Your instructions - Please arrange the portion of the material that begins with the line containing "Patent image size: (1452, 1084)." and ends with the line containing "The safety system 10 is at (1317, 582)." as a Markdown table with two columns, Row and Line, numbering each line and omitting blank lines.

(Saved entries)
* START *
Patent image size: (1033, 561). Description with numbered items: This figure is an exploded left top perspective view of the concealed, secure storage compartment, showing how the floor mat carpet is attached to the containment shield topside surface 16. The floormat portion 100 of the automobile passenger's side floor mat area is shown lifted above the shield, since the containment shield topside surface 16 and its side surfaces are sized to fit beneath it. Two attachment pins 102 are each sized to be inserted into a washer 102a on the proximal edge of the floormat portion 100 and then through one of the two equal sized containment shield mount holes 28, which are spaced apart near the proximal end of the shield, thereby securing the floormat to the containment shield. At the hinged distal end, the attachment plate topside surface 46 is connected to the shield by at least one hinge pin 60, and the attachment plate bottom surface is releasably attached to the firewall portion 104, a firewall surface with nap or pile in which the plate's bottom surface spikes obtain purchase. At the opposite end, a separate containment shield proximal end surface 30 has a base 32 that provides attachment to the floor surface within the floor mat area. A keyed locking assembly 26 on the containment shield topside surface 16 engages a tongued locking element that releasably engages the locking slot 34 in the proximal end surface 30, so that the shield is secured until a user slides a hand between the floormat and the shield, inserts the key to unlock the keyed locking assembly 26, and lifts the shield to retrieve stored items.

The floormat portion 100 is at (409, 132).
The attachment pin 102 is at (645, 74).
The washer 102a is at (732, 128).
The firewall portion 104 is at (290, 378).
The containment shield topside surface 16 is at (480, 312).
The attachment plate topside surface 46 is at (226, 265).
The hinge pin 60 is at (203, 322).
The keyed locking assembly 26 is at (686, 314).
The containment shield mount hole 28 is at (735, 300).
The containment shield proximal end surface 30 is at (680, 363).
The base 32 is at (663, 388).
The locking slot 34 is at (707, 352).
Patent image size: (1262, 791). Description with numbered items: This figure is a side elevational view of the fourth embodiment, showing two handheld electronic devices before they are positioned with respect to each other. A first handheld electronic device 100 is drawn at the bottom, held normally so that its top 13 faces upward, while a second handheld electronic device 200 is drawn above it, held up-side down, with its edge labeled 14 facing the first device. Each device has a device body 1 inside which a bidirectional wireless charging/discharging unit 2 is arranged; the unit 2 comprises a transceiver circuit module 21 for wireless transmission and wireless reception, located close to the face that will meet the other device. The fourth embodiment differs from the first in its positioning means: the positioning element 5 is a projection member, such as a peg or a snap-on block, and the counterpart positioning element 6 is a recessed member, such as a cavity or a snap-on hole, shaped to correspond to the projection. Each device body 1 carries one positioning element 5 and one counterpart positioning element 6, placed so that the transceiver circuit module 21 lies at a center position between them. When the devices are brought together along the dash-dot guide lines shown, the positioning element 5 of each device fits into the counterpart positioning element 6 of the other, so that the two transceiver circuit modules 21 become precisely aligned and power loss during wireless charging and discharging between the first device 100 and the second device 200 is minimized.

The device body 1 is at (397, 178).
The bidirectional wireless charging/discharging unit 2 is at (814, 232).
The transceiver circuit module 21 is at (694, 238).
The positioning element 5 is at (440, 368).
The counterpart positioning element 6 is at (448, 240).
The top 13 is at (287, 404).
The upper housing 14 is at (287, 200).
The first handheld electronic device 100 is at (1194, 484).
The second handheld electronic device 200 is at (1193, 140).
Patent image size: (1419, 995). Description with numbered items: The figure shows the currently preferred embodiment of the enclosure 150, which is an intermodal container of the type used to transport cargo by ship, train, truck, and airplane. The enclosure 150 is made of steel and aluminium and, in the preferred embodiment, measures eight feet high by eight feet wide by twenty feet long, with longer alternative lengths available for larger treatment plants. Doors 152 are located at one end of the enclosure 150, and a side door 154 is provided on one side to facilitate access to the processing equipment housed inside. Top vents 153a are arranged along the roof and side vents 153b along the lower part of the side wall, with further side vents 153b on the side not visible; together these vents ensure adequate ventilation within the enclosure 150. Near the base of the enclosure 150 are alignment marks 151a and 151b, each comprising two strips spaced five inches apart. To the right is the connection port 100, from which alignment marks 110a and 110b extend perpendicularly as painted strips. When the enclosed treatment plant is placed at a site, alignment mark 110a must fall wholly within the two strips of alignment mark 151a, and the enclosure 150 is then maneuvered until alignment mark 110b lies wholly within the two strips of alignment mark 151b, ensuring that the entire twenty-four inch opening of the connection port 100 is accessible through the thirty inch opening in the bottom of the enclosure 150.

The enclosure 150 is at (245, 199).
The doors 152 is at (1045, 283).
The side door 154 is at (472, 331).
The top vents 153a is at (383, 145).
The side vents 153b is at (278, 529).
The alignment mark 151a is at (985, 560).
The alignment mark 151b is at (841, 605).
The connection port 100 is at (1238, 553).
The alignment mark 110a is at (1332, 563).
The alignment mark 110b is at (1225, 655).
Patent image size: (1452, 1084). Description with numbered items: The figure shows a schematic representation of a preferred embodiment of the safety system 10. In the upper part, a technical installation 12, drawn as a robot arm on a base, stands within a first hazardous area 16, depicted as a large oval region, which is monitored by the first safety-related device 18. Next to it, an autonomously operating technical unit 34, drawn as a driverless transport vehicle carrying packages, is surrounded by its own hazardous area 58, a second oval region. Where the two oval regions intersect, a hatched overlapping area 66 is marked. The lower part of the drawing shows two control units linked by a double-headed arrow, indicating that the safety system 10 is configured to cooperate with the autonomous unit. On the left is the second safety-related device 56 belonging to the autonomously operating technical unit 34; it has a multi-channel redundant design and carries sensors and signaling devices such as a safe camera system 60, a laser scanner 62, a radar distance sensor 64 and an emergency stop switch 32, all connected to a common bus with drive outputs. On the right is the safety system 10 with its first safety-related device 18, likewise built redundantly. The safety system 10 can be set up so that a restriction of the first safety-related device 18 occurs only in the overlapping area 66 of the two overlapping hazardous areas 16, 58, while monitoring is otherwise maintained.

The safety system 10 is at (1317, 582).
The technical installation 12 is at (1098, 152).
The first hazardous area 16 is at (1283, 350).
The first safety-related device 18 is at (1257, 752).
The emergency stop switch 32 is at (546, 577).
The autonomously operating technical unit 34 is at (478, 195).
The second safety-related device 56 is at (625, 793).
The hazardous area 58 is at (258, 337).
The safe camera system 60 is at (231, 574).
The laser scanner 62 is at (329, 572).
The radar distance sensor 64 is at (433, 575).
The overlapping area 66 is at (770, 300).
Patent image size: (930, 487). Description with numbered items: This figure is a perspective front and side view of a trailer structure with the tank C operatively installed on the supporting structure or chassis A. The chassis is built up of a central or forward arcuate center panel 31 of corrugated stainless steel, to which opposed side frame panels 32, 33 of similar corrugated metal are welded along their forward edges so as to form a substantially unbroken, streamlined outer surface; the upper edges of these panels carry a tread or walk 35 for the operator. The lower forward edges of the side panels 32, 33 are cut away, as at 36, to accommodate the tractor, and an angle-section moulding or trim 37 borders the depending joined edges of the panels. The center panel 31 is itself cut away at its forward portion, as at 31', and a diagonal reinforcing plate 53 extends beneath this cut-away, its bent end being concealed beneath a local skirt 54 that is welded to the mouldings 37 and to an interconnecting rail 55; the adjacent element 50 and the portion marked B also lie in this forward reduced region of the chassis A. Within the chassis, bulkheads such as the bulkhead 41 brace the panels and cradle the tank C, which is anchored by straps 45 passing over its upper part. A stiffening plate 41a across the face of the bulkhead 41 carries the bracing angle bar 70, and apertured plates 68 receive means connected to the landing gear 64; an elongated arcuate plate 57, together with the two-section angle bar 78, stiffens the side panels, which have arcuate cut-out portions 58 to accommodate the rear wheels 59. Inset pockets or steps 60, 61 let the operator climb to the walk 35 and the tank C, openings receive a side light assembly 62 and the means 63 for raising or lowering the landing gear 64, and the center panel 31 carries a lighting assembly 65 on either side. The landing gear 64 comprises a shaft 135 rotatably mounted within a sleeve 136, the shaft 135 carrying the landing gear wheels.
* END *
Response -
| Row | Line |
|---|---|
| 1 | Patent image size: (1452, 1084). Description with numbered items: The figure shows a schematic representation of a preferred embodiment of the safety system 10. In the upper part, a technical installation 12, drawn as a robot arm on a base, stands within a first hazardous area 16, depicted as a large oval region, which is monitored by the first safety-related device 18. Next to it, an autonomously operating technical unit 34, drawn as a driverless transport vehicle carrying packages, is surrounded by its own hazardous area 58, a second oval region. Where the two oval regions intersect, a hatched overlapping area 66 is marked. The lower part of the drawing shows two control units linked by a double-headed arrow, indicating that the safety system 10 is configured to cooperate with the autonomous unit. On the left is the second safety-related device 56 belonging to the autonomously operating technical unit 34; it has a multi-channel redundant design and carries sensors and signaling devices such as a safe camera system 60, a laser scanner 62, a radar distance sensor 64 and an emergency stop switch 32, all connected to a common bus with drive outputs. On the right is the safety system 10 with its first safety-related device 18, likewise built redundantly. The safety system 10 can be set up so that a restriction of the first safety-related device 18 occurs only in the overlapping area 66 of the two overlapping hazardous areas 16, 58, while monitoring is otherwise maintained. |
| 2 | The safety system 10 is at (1317, 582). |